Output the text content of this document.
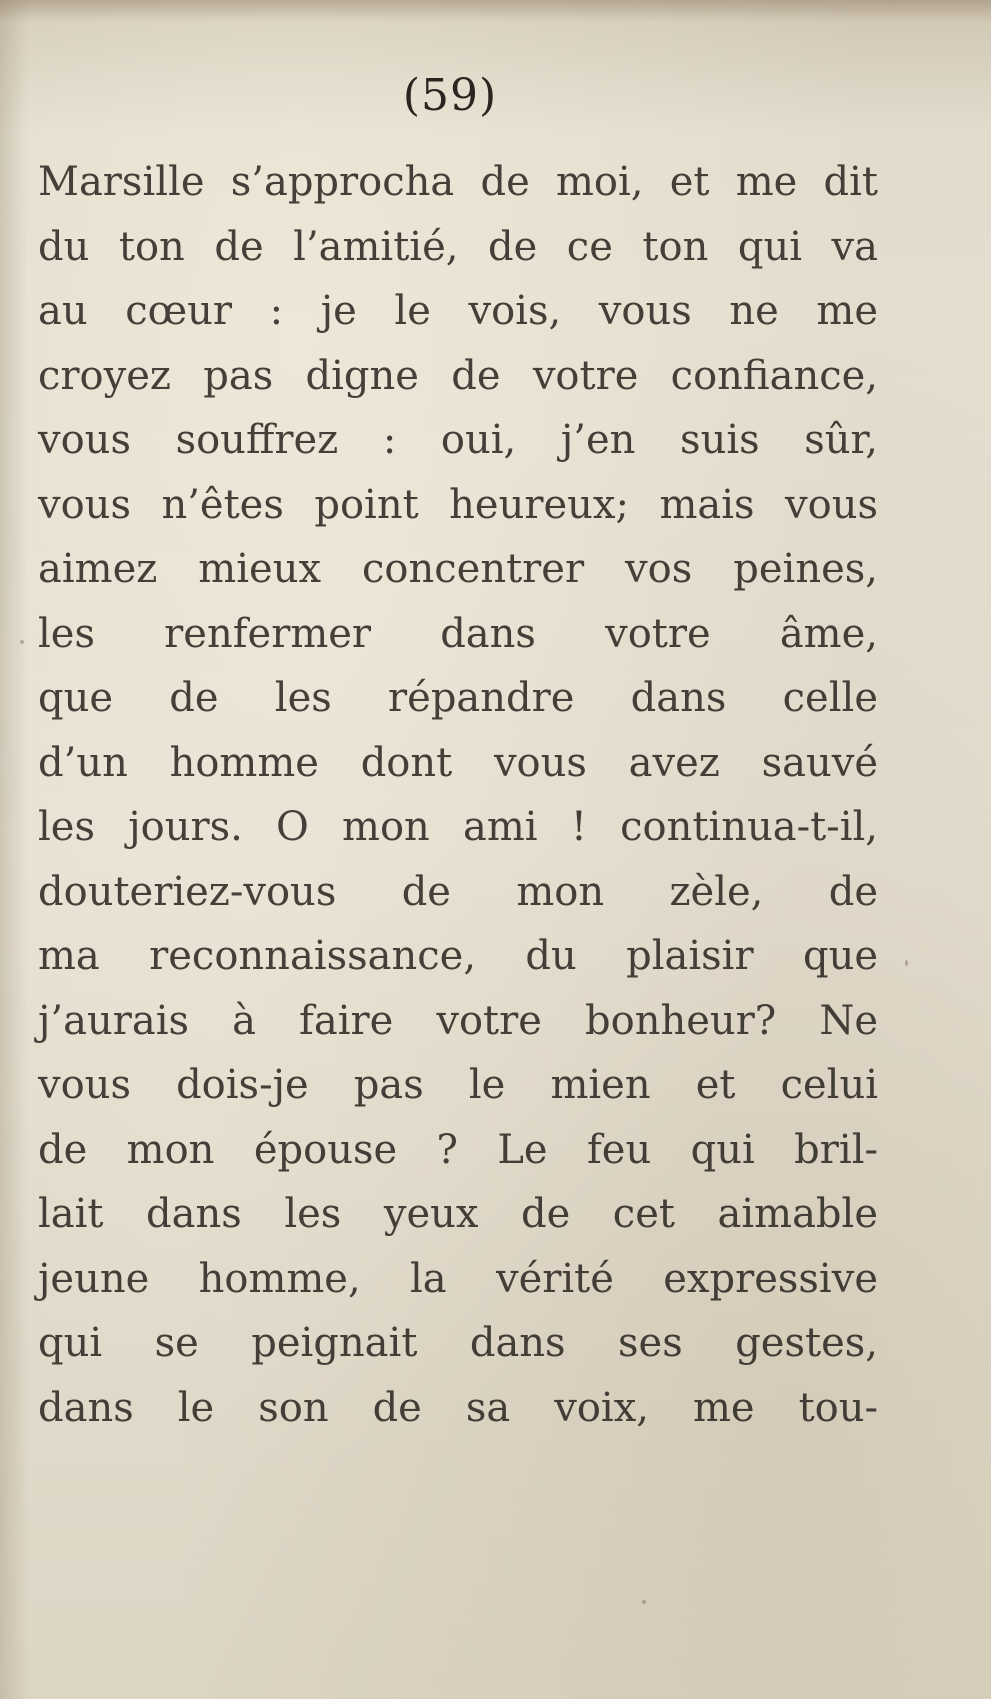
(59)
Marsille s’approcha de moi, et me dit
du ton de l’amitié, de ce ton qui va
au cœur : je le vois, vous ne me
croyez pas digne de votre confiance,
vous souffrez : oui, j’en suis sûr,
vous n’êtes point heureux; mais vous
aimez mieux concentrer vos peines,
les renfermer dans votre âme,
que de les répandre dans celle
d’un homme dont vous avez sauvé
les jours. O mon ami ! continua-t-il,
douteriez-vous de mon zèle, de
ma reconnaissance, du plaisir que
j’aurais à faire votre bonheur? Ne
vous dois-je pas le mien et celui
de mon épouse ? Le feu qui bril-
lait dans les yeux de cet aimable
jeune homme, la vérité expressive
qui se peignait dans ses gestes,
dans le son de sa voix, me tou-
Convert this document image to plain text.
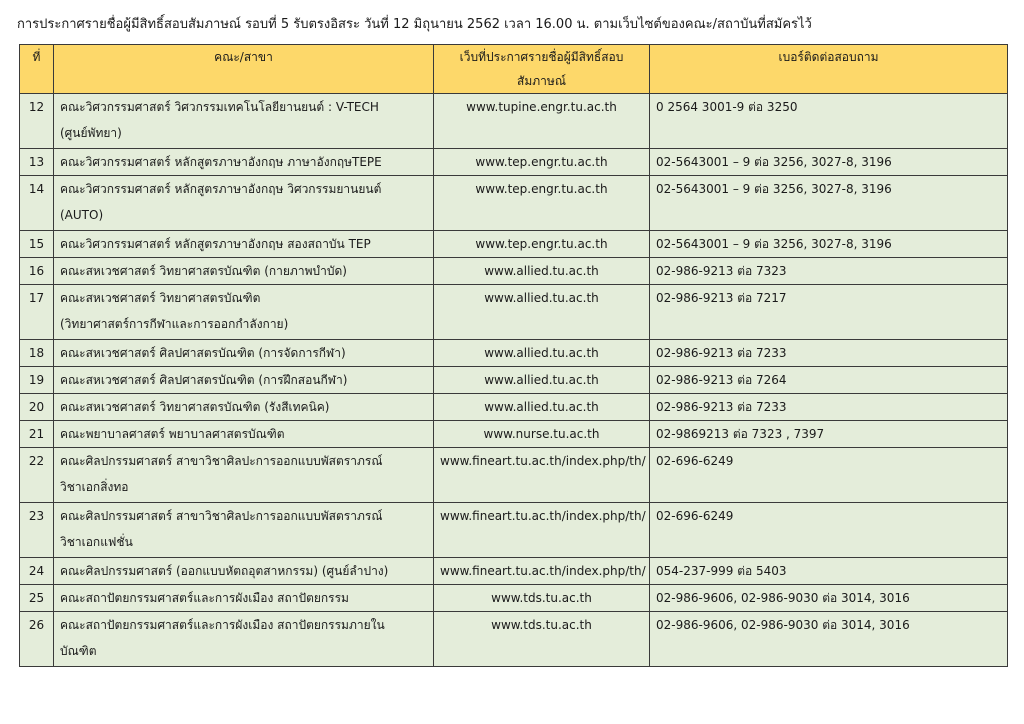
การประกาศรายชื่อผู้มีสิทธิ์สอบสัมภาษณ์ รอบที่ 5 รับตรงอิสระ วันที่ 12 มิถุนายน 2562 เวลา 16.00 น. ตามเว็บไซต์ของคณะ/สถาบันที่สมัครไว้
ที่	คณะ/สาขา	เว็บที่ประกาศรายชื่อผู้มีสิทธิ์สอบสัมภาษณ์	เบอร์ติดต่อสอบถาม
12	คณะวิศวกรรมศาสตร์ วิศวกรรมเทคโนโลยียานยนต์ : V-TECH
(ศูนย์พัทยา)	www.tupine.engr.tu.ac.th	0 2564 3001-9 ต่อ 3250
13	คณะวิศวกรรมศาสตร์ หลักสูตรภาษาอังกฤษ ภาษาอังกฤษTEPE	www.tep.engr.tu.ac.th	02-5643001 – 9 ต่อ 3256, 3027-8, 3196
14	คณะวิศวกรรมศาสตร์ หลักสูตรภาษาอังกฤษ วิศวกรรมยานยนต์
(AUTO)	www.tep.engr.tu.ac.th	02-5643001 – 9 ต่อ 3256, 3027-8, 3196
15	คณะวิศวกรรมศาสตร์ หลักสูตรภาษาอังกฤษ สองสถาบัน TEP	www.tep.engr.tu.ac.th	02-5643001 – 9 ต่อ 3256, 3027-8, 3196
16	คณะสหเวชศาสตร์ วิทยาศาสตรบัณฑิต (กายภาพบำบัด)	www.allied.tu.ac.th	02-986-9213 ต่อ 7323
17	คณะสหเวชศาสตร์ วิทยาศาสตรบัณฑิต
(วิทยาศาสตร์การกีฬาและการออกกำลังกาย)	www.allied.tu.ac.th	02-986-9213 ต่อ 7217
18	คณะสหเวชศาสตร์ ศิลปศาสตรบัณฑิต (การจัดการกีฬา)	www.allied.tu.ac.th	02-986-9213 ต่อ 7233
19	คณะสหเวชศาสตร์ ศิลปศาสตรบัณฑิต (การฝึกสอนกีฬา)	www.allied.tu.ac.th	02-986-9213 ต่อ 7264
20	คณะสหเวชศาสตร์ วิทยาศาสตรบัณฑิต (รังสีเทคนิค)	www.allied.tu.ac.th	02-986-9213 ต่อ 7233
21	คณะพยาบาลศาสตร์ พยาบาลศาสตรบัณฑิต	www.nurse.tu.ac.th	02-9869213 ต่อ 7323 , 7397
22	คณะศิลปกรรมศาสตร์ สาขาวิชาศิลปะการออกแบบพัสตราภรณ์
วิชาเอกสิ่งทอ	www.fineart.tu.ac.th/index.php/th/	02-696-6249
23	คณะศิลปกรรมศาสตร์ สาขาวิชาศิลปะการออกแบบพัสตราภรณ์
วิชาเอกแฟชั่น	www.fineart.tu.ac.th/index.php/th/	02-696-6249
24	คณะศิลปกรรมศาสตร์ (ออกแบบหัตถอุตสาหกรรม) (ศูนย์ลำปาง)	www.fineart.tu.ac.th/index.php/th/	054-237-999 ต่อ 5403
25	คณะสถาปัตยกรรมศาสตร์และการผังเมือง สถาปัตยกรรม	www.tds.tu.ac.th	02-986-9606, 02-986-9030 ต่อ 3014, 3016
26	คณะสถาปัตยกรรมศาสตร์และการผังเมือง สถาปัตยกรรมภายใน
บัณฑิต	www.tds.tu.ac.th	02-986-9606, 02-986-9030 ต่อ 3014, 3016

--

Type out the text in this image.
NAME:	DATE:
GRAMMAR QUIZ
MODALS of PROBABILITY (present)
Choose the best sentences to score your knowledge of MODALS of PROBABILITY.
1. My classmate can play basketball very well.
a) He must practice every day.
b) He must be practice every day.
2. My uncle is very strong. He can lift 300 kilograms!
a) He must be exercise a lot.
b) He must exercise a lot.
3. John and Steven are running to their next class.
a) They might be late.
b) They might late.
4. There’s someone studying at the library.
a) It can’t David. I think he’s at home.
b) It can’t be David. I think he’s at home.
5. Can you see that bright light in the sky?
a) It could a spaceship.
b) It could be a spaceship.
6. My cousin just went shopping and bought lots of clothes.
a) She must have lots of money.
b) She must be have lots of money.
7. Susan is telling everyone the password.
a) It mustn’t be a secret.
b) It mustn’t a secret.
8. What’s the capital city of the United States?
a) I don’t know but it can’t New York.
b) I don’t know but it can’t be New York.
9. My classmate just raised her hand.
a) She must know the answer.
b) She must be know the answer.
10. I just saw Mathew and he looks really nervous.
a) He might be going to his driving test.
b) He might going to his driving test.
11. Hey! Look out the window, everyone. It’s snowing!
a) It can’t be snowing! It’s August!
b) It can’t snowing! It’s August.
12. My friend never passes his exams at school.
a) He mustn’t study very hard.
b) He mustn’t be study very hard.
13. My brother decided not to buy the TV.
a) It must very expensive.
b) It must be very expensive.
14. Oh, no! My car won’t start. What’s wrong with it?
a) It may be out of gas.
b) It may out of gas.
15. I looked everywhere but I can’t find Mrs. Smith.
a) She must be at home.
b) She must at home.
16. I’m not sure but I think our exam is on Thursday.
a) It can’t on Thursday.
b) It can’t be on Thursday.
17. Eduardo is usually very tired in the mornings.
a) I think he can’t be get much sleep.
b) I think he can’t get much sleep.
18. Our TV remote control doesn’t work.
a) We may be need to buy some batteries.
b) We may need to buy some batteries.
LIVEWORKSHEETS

Problem: How many of the listing's lines contain "just"? Respond with a single number and nothing else.

Answer in full: 3